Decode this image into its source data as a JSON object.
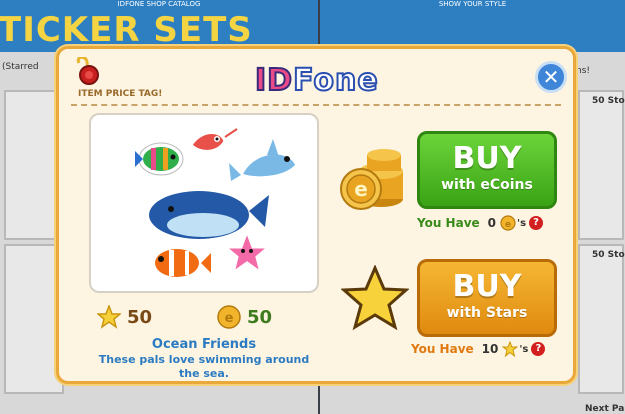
{
  "background": {
    "top_left": "IDFONE SHOP CATALOG",
    "top_right": "SHOW YOUR STYLE",
    "title": "TICKER SETS",
    "starred_note": "(Starred",
    "right_note": "ns!",
    "stock_1": "50 Sto",
    "stock_2": "50 Sto",
    "next_page": "Next Pa"
  },
  "modal": {
    "price_tag_label": "ITEM PRICE TAG!",
    "logo_id": "ID",
    "logo_fone": "Fone",
    "close_icon": "close-icon",
    "item": {
      "name": "Ocean Friends",
      "description": "These pals love swimming around the sea.",
      "price_stars": "50",
      "price_ecoins": "50"
    },
    "buy_ecoins": {
      "big": "BUY",
      "small": "with eCoins",
      "have_label": "You Have",
      "have_value": "0",
      "suffix": "'s",
      "help": "?"
    },
    "buy_stars": {
      "big": "BUY",
      "small": "with Stars",
      "have_label": "You Have",
      "have_value": "10",
      "suffix": "'s",
      "help": "?"
    }
  },
  "colors": {
    "modal_bg": "#fdf5e2",
    "modal_border": "#e8a93a",
    "ecoin_button": "#3aa315",
    "star_button": "#e08a10",
    "item_text": "#2c7bc2"
  }
}
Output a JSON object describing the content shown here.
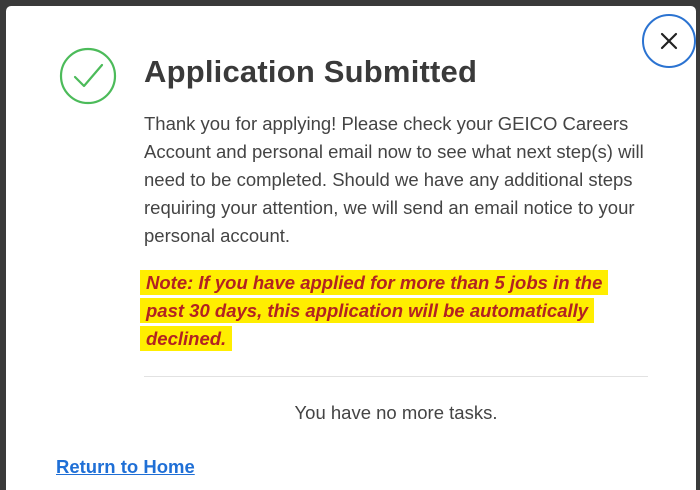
{
  "dialog": {
    "title": "Application Submitted",
    "message": "Thank you for applying! Please check your GEICO Careers Account and personal email now to see what next step(s) will need to be completed. Should we have any additional steps requiring your attention, we will send an email notice to your personal account.",
    "note": "Note: If you have applied for more than 5 jobs in the past 30 days, this application will be automatically declined.",
    "tasks_status": "You have no more tasks.",
    "return_link": "Return to Home",
    "icons": {
      "success": "check-circle-icon",
      "close": "close-icon"
    }
  },
  "colors": {
    "success_green": "#4cbb5a",
    "close_ring_blue": "#2b73d1",
    "note_text": "#b22222",
    "note_highlight": "#ffee00",
    "link_blue": "#1f6fd6"
  }
}
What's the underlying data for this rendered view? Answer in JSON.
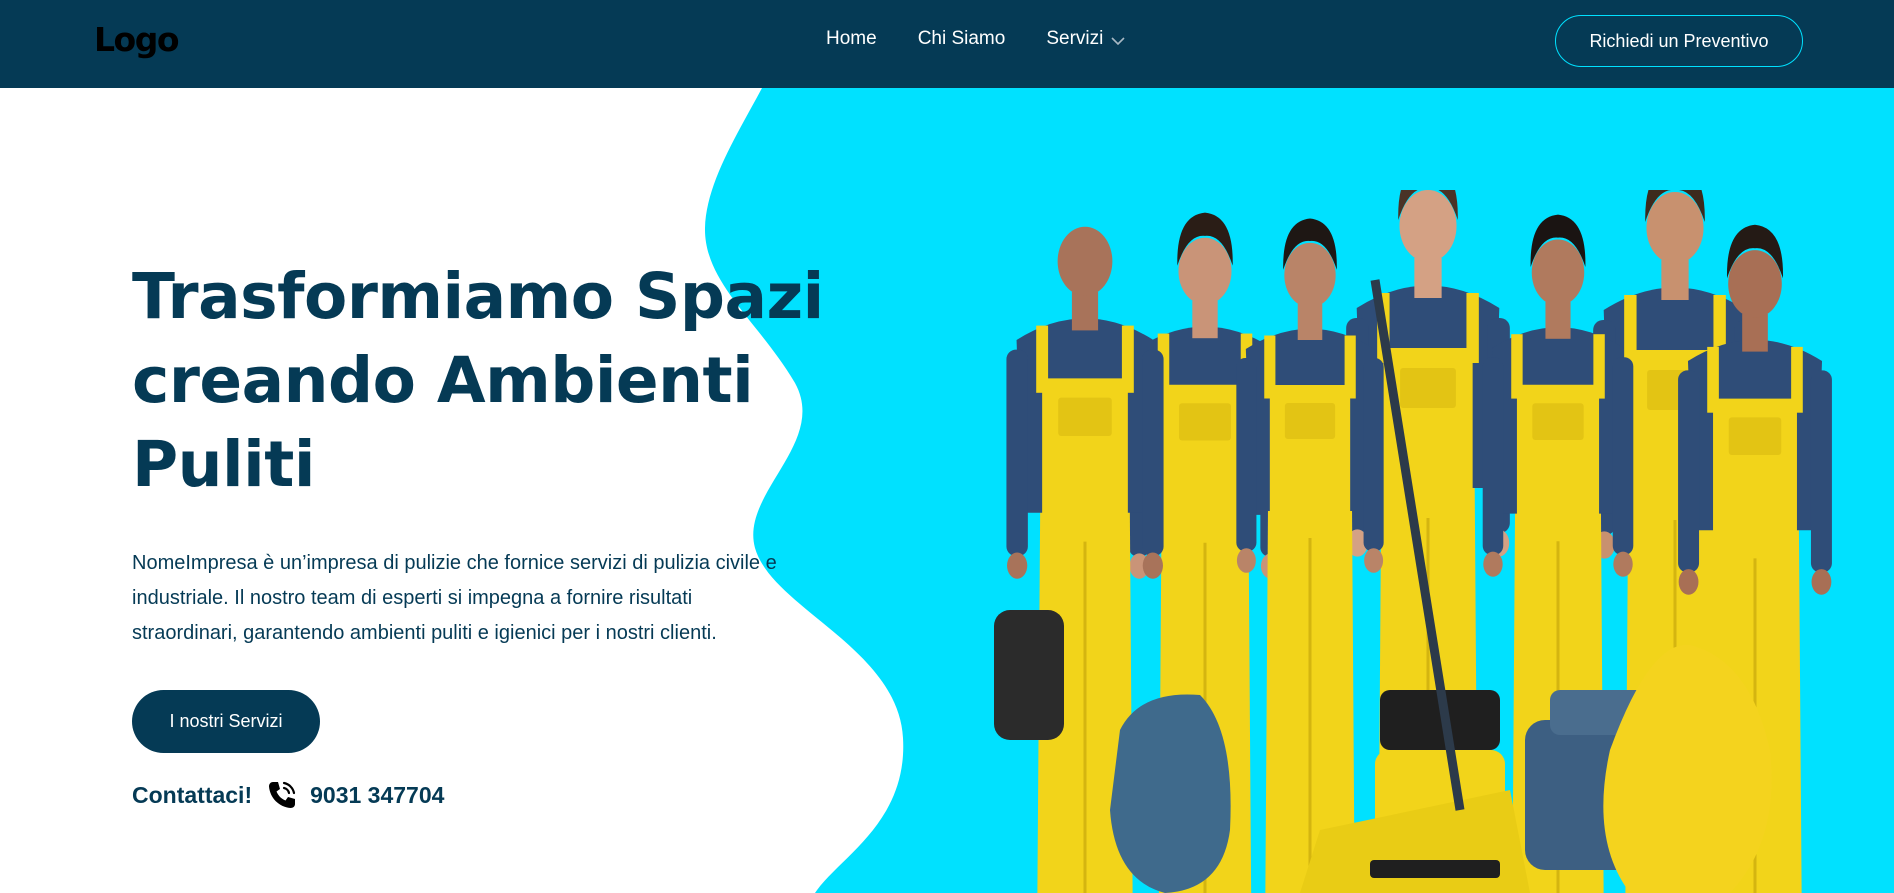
{
  "header": {
    "logo": "Logo",
    "nav": [
      {
        "label": "Home"
      },
      {
        "label": "Chi Siamo"
      },
      {
        "label": "Servizi",
        "icon": "chevron-down-icon"
      }
    ],
    "cta_label": "Richiedi un Preventivo"
  },
  "hero": {
    "title_lines": [
      "Trasformiamo Spazi",
      "creando Ambienti",
      "Puliti"
    ],
    "description_lines": [
      "NomeImpresa è un’impresa di pulizie che fornice servizi di pulizia civile e",
      "industriale. Il nostro team di esperti si impegna a fornire risultati",
      "straordinari, garantendo ambienti puliti e igienici per i nostri clienti."
    ],
    "button_label": "I nostri Servizi",
    "contact_label": "Contattaci!",
    "contact_icon": "phone-icon",
    "phone": "9031 347704",
    "image": "cleaning-team-photo"
  },
  "colors": {
    "navy": "#053a55",
    "cyan": "#00e1ff",
    "yellow": "#f2d41a",
    "shirt_blue": "#2f4d78",
    "white": "#ffffff"
  }
}
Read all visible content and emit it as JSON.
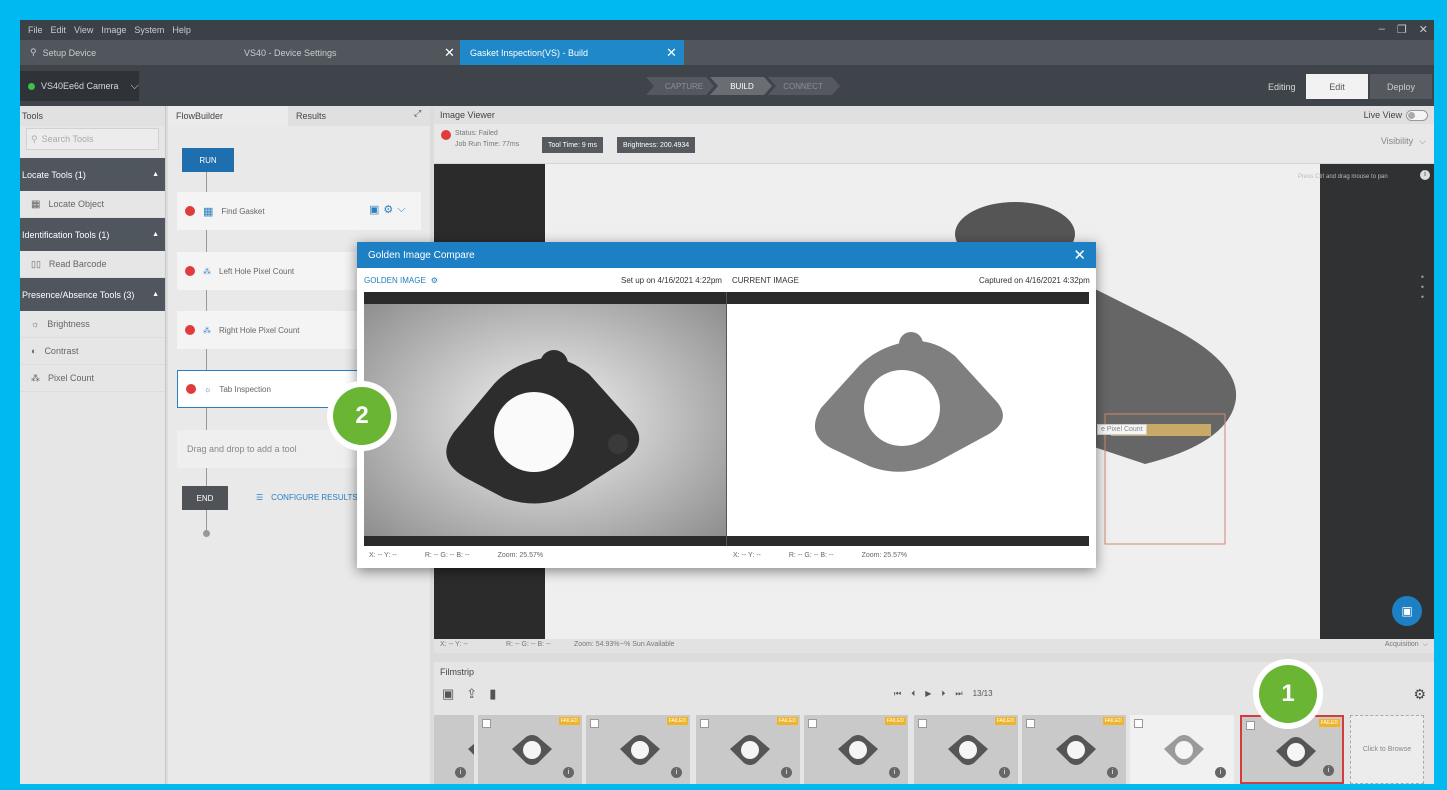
{
  "menu": {
    "items": [
      "File",
      "Edit",
      "View",
      "Image",
      "System",
      "Help"
    ]
  },
  "tabs": [
    {
      "label": "Setup Device"
    },
    {
      "label": "VS40 - Device Settings"
    },
    {
      "label": "Gasket Inspection(VS) - Build"
    }
  ],
  "device": {
    "name": "VS40Ee6d Camera"
  },
  "workflow": {
    "steps": [
      "CAPTURE",
      "BUILD",
      "CONNECT"
    ],
    "current": "BUILD"
  },
  "mode": {
    "label": "Editing",
    "edit": "Edit",
    "deploy": "Deploy"
  },
  "tools": {
    "title": "Tools",
    "search_placeholder": "Search Tools",
    "categories": [
      {
        "label": "Locate Tools (1)",
        "items": [
          "Locate Object"
        ]
      },
      {
        "label": "Identification Tools (1)",
        "items": [
          "Read Barcode"
        ]
      },
      {
        "label": "Presence/Absence Tools (3)",
        "items": [
          "Brightness",
          "Contrast",
          "Pixel Count"
        ]
      }
    ]
  },
  "flow": {
    "tabs": [
      "FlowBuilder",
      "Results"
    ],
    "run": "RUN",
    "nodes": [
      "Find Gasket",
      "Left Hole Pixel Count",
      "Right Hole Pixel Count",
      "Tab Inspection"
    ],
    "drag_hint": "Drag and drop to add a tool",
    "end": "END",
    "configure": "CONFIGURE RESULTS"
  },
  "viewer": {
    "title": "Image Viewer",
    "live_view": "Live View",
    "status": "Status:  Failed",
    "job_run_time": "Job Run Time:  77ms",
    "tool_time": "Tool Time: 9 ms",
    "brightness": "Brightness: 200.4934",
    "visibility": "Visibility",
    "hint": "Press Ctrl and drag mouse to pan",
    "overlay_label": "e Pixel Count",
    "footer": {
      "xy": "X: -- Y: --",
      "rgb": "R: -- G: -- B: --",
      "zoom": "Zoom: 54.93%",
      "sun": "~% Sun Available",
      "acq": "Acquisition"
    }
  },
  "filmstrip": {
    "title": "Filmstrip",
    "counter": "13/13",
    "browse": "Click to Browse",
    "badge": "FAILED"
  },
  "modal": {
    "title": "Golden Image Compare",
    "golden_label": "GOLDEN IMAGE",
    "setup": "Set up on 4/16/2021 4:22pm",
    "current_label": "CURRENT IMAGE",
    "captured": "Captured on 4/16/2021 4:32pm",
    "left_footer": {
      "xy": "X: -- Y: --",
      "rgb": "R: -- G: -- B: --",
      "zoom": "Zoom: 25.57%"
    },
    "right_footer": {
      "xy": "X: -- Y: --",
      "rgb": "R: -- G: -- B: --",
      "zoom": "Zoom: 25.57%"
    }
  },
  "callouts": [
    "2",
    "1"
  ],
  "colors": {
    "accent": "#1d7fc4",
    "frame": "#00b9f0",
    "fail": "#e03c3c",
    "callout": "#6bb535",
    "badge": "#f0b428"
  }
}
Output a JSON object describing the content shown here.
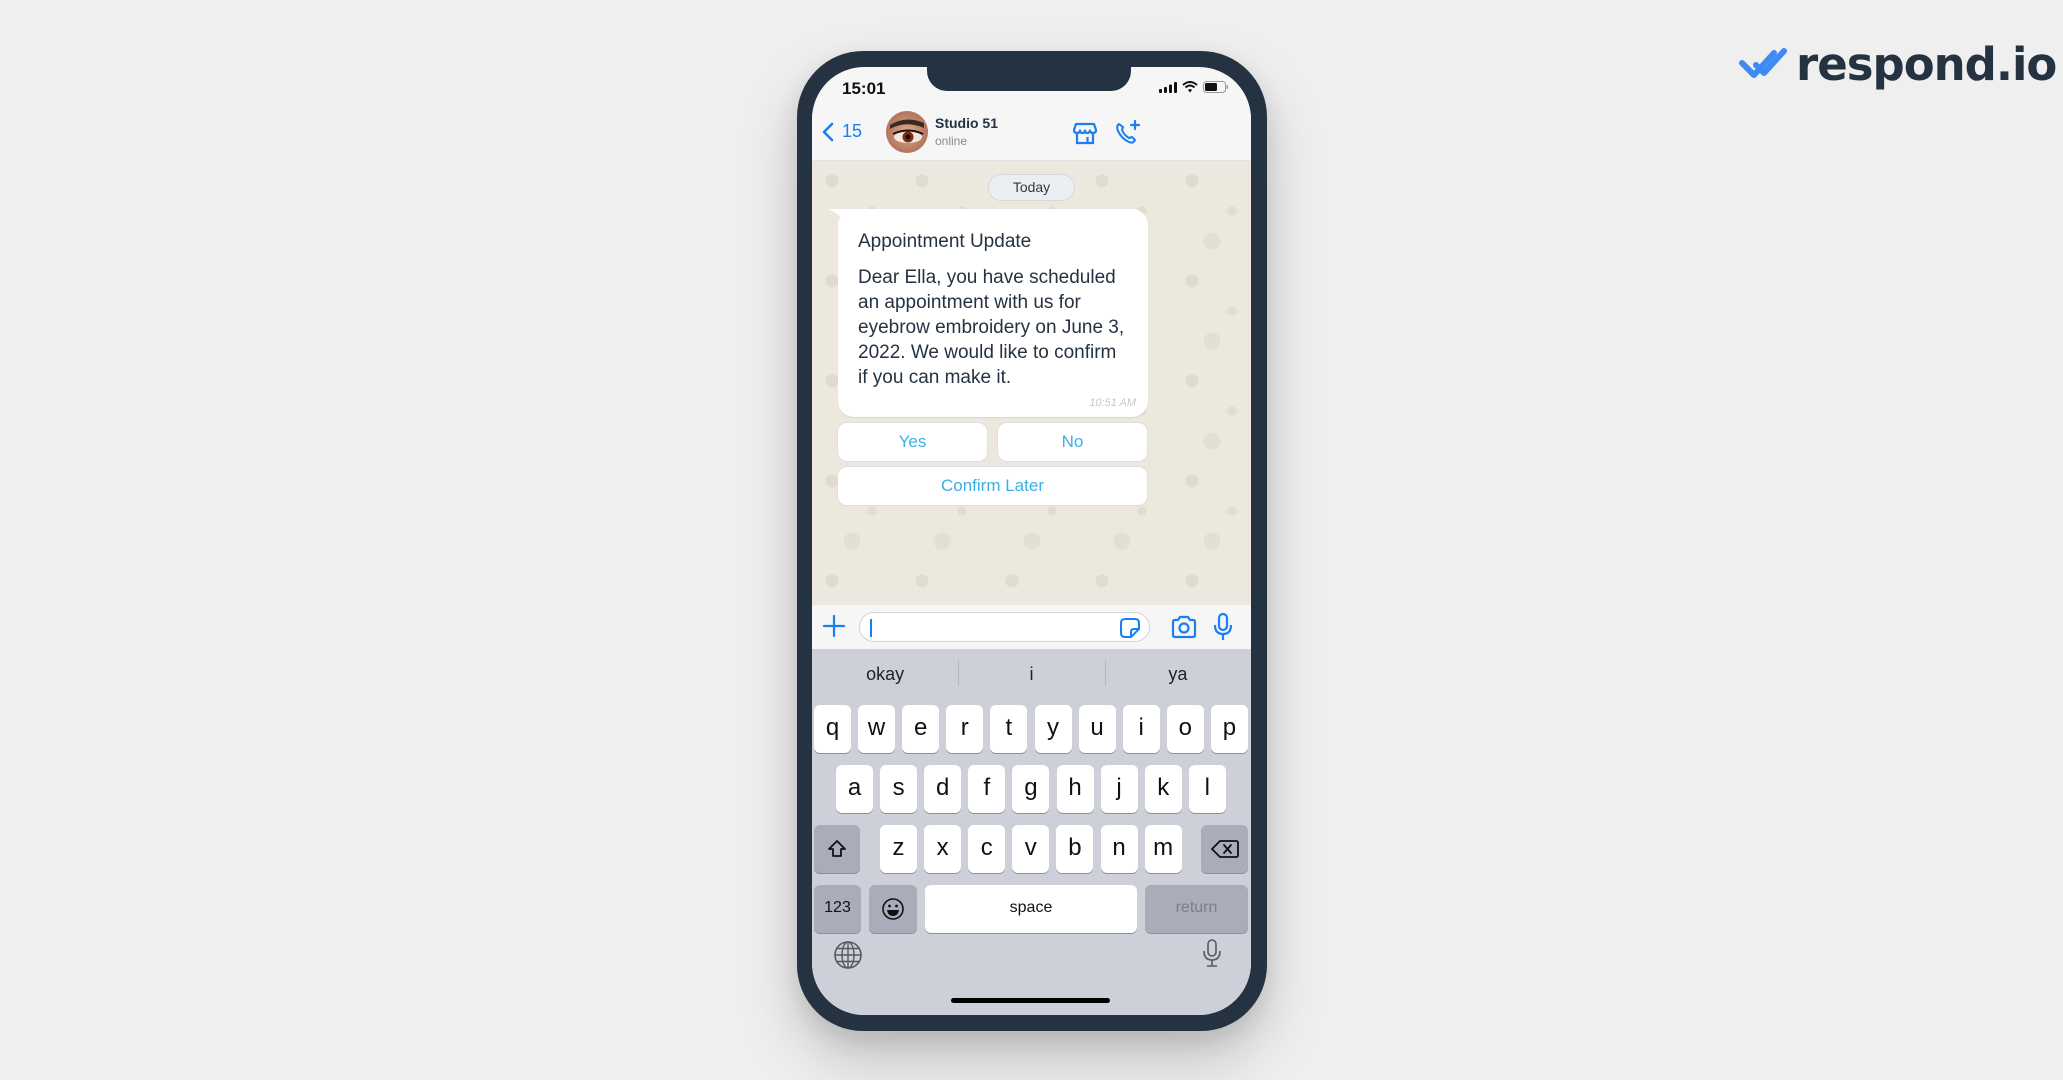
{
  "brand": {
    "logo_text": "respond.io",
    "accent": "#3e8af5",
    "dark": "#253241"
  },
  "status_bar": {
    "time": "15:01"
  },
  "chat_header": {
    "back_count": "15",
    "contact_name": "Studio 51",
    "contact_status": "online",
    "icons": [
      "chevron-left-icon",
      "store-icon",
      "add-call-icon"
    ]
  },
  "chat": {
    "date_label": "Today",
    "message": {
      "title": "Appointment Update",
      "body": "Dear Ella, you have scheduled an appointment with us for eyebrow embroidery on June 3, 2022. We would like to confirm if you can make it.",
      "time": "10:51 AM"
    },
    "quick_replies": [
      "Yes",
      "No",
      "Confirm Later"
    ]
  },
  "composer": {
    "value": "",
    "icons": [
      "plus-icon",
      "sticker-icon",
      "camera-icon",
      "microphone-icon"
    ]
  },
  "keyboard": {
    "suggestions": [
      "okay",
      "i",
      "ya"
    ],
    "row1": [
      "q",
      "w",
      "e",
      "r",
      "t",
      "y",
      "u",
      "i",
      "o",
      "p"
    ],
    "row2": [
      "a",
      "s",
      "d",
      "f",
      "g",
      "h",
      "j",
      "k",
      "l"
    ],
    "row3": [
      "z",
      "x",
      "c",
      "v",
      "b",
      "n",
      "m"
    ],
    "numbers_label": "123",
    "space_label": "space",
    "return_label": "return"
  }
}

+ + + +

▶ **The problem**
Take each line of the material that contains the word "Gasket" and list it.

▶ **Solution to this exercise**
      "label": "Gasket Inspection(VS) - Build"
      "Find Gasket",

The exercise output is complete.